**Required task:** Look over the lines below. Report each one that includes the string "csomagolások".

[Dataset items]
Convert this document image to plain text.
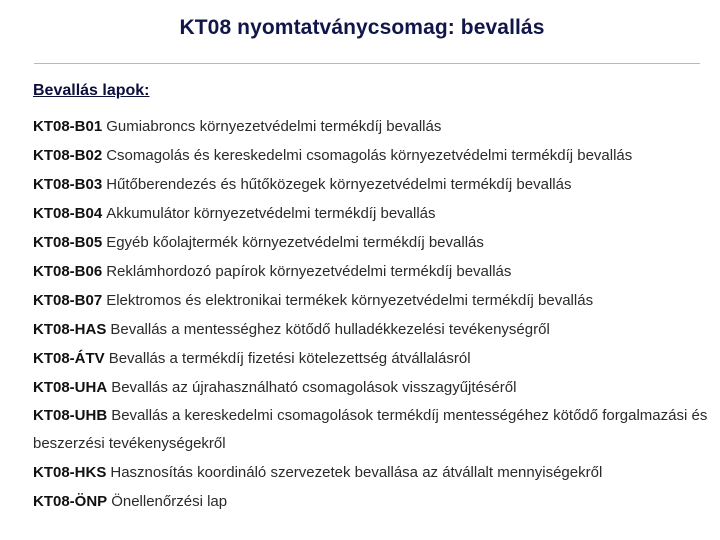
KT08 nyomtatványcsomag: bevallás
Bevallás lapok:
KT08-B01 Gumiabroncs környezetvédelmi termékdíj bevallás
KT08-B02 Csomagolás és kereskedelmi csomagolás környezetvédelmi termékdíj bevallás
KT08-B03 Hűtőberendezés és hűtőközegek környezetvédelmi termékdíj bevallás
KT08-B04 Akkumulátor környezetvédelmi termékdíj bevallás
KT08-B05 Egyéb kőolajtermék környezetvédelmi termékdíj bevallás
KT08-B06 Reklámhordozó papírok környezetvédelmi termékdíj bevallás
KT08-B07 Elektromos és elektronikai termékek környezetvédelmi termékdíj bevallás
KT08-HAS Bevallás a mentességhez kötődő hulladékkezelési tevékenységről
KT08-ÁTV Bevallás a termékdíj fizetési kötelezettség átvállalásról
KT08-UHA Bevallás az újrahasználható csomagolások visszagyűjtéséről
KT08-UHB Bevallás a kereskedelmi csomagolások termékdíj mentességéhez kötődő forgalmazási és beszerzési tevékenységekről
KT08-HKS Hasznosítás koordináló szervezetek bevallása az átvállalt mennyiségekről
KT08-ÖNP Önellenőrzési lap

**Task result:**
KT08-UHA Bevallás az újrahasználható csomagolások visszagyűjtéséről
KT08-UHB Bevallás a kereskedelmi csomagolások termékdíj mentességéhez kötődő forgalmazási és beszerzési tevékenységekről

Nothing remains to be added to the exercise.